Saved entries

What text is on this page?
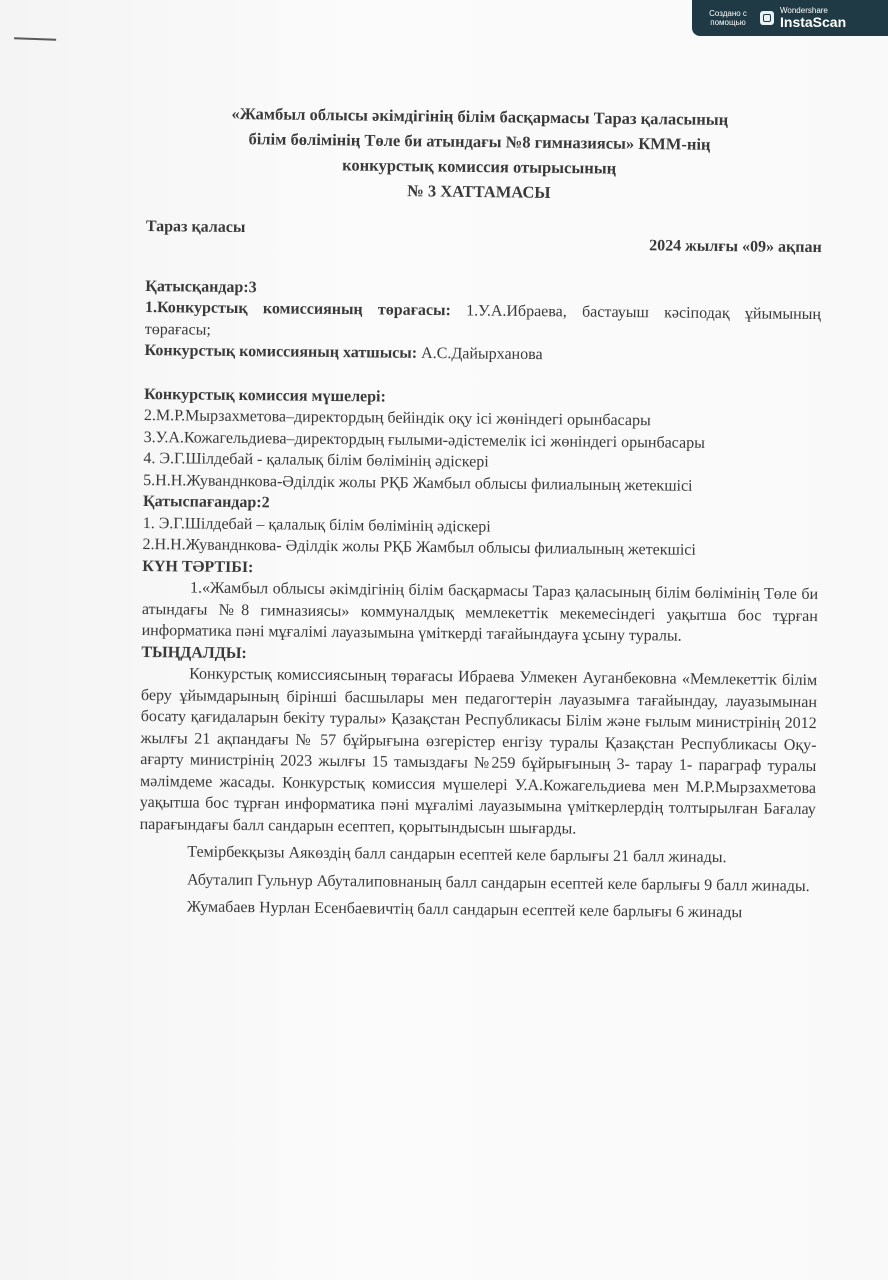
Создано с помощью
Wondershare
InstaScan
«Жамбыл облысы әкімдігінің білім басқармасы Тараз қаласының
білім бөлімінің Төле би атындағы №8 гимназиясы» КММ-нің
конкурстық комиссия отырысының
№ 3 ХАТТАМАСЫ
Тараз қаласы
2024 жылғы «09» ақпан

Қатысқандар:3

1.Конкурстық комиссияның төрағасы: 1.У.А.Ибраева, бастауыш кәсіподақ ұйымының төрағасы;

Конкурстық комиссияның хатшысы: А.С.Дайырханова

Конкурстық комиссия мүшелері:

2.М.Р.Мырзахметова–директордың бейіндік оқу ісі жөніндегі орынбасары

3.У.А.Кожагельдиева–директордың ғылыми-әдістемелік ісі жөніндегі орынбасары

4. Э.Г.Шілдебай - қалалық білім бөлімінің әдіскері

5.Н.Н.Жуванднкова-Әділдік жолы РҚБ Жамбыл облысы филиалының жетекшісі

Қатыспағандар:2

1. Э.Г.Шілдебай – қалалық білім бөлімінің әдіскері

2.Н.Н.Жуванднкова- Әділдік жолы РҚБ Жамбыл облысы филиалының жетекшісі

КҮН ТӘРТІБІ:

1.«Жамбыл облысы әкімдігінің білім басқармасы Тараз қаласының білім бөлімінің Төле би атындағы №8 гимназиясы» коммуналдық мемлекеттік мекемесіндегі уақытша бос тұрған информатика пәні мұғалімі лауазымына үміткерді тағайындауға ұсыну туралы.

ТЫҢДАЛДЫ:

Конкурстық комиссиясының төрағасы Ибраева Улмекен Ауганбековна «Мемлекеттік білім беру ұйымдарының бірінші басшылары мен педагогтерін лауазымға тағайындау, лауазымынан босату қағидаларын бекіту туралы» Қазақстан Республикасы Білім және ғылым министрінің 2012 жылғы 21 ақпандағы № 57 бұйрығына өзгерістер енгізу туралы Қазақстан Республикасы Оқу-ағарту министрінің 2023 жылғы 15 тамыздағы №259 бұйрығының 3- тарау 1- параграф туралы мәлімдеме жасады. Конкурстық комиссия мүшелері У.А.Кожагельдиева мен М.Р.Мырзахметова уақытша бос тұрған информатика пәні мұғалімі лауазымына үміткерлердің толтырылған Бағалау парағындағы балл сандарын есептеп, қорытындысын шығарды.

Темірбекқызы Аякөздің балл сандарын есептей келе барлығы 21 балл жинады.

Абуталип Гульнур Абуталиповнаның балл сандарын есептей келе барлығы 9 балл жинады.

Жумабаев Нурлан Есенбаевичтің балл сандарын есептей келе барлығы 6 жинады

SHORT PROBLEM >>
Omit the pictures and give the material again, exactly and in full.

TASK OUTPUT >>
What text is on this page?
Создано с помощью
Wondershare
InstaScan
«Жамбыл облысы әкімдігінің білім басқармасы Тараз қаласының
білім бөлімінің Төле би атындағы №8 гимназиясы» КММ-нің
конкурстық комиссия отырысының
№ 3 ХАТТАМАСЫ
Тараз қаласы
2024 жылғы «09» ақпан

Қатысқандар:3

1.Конкурстық комиссияның төрағасы: 1.У.А.Ибраева, бастауыш кәсіподақ ұйымының төрағасы;

Конкурстық комиссияның хатшысы: А.С.Дайырханова

Конкурстық комиссия мүшелері:

2.М.Р.Мырзахметова–директордың бейіндік оқу ісі жөніндегі орынбасары

3.У.А.Кожагельдиева–директордың ғылыми-әдістемелік ісі жөніндегі орынбасары

4. Э.Г.Шілдебай - қалалық білім бөлімінің әдіскері

5.Н.Н.Жуванднкова-Әділдік жолы РҚБ Жамбыл облысы филиалының жетекшісі

Қатыспағандар:2

1. Э.Г.Шілдебай – қалалық білім бөлімінің әдіскері

2.Н.Н.Жуванднкова- Әділдік жолы РҚБ Жамбыл облысы филиалының жетекшісі

КҮН ТӘРТІБІ:

1.«Жамбыл облысы әкімдігінің білім басқармасы Тараз қаласының білім бөлімінің Төле би атындағы №8 гимназиясы» коммуналдық мемлекеттік мекемесіндегі уақытша бос тұрған информатика пәні мұғалімі лауазымына үміткерді тағайындауға ұсыну туралы.

ТЫҢДАЛДЫ:

Конкурстық комиссиясының төрағасы Ибраева Улмекен Ауганбековна «Мемлекеттік білім беру ұйымдарының бірінші басшылары мен педагогтерін лауазымға тағайындау, лауазымынан босату қағидаларын бекіту туралы» Қазақстан Республикасы Білім және ғылым министрінің 2012 жылғы 21 ақпандағы № 57 бұйрығына өзгерістер енгізу туралы Қазақстан Республикасы Оқу-ағарту министрінің 2023 жылғы 15 тамыздағы №259 бұйрығының 3- тарау 1- параграф туралы мәлімдеме жасады. Конкурстық комиссия мүшелері У.А.Кожагельдиева мен М.Р.Мырзахметова уақытша бос тұрған информатика пәні мұғалімі лауазымына үміткерлердің толтырылған Бағалау парағындағы балл сандарын есептеп, қорытындысын шығарды.

Темірбекқызы Аякөздің балл сандарын есептей келе барлығы 21 балл жинады.

Абуталип Гульнур Абуталиповнаның балл сандарын есептей келе барлығы 9 балл жинады.

Жумабаев Нурлан Есенбаевичтің балл сандарын есептей келе барлығы 6 жинады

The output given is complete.